What is required: Repeat each record below exactly as given.

[Collection entries]
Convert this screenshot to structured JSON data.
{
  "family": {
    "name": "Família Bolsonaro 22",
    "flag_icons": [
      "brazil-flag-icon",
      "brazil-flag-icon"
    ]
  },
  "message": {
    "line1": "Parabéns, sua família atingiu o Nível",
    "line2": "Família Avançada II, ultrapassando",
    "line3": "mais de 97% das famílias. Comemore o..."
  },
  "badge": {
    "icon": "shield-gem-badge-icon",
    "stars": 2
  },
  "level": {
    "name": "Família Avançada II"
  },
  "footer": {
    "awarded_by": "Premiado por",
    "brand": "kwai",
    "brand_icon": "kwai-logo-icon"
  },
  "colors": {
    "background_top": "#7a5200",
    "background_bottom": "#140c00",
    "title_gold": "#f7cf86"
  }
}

Full response:
Convert this screenshot to structured JSON data.
{
  "family": {
    "name": "Família Bolsonaro 22",
    "flag_icons": [
      "brazil-flag-icon",
      "brazil-flag-icon"
    ]
  },
  "message": {
    "line1": "Parabéns, sua família atingiu o Nível",
    "line2": "Família Avançada II, ultrapassando",
    "line3": "mais de 97% das famílias. Comemore o..."
  },
  "badge": {
    "icon": "shield-gem-badge-icon",
    "stars": 2
  },
  "level": {
    "name": "Família Avançada II"
  },
  "footer": {
    "awarded_by": "Premiado por",
    "brand": "kwai",
    "brand_icon": "kwai-logo-icon"
  },
  "colors": {
    "background_top": "#7a5200",
    "background_bottom": "#140c00",
    "title_gold": "#f7cf86"
  }
}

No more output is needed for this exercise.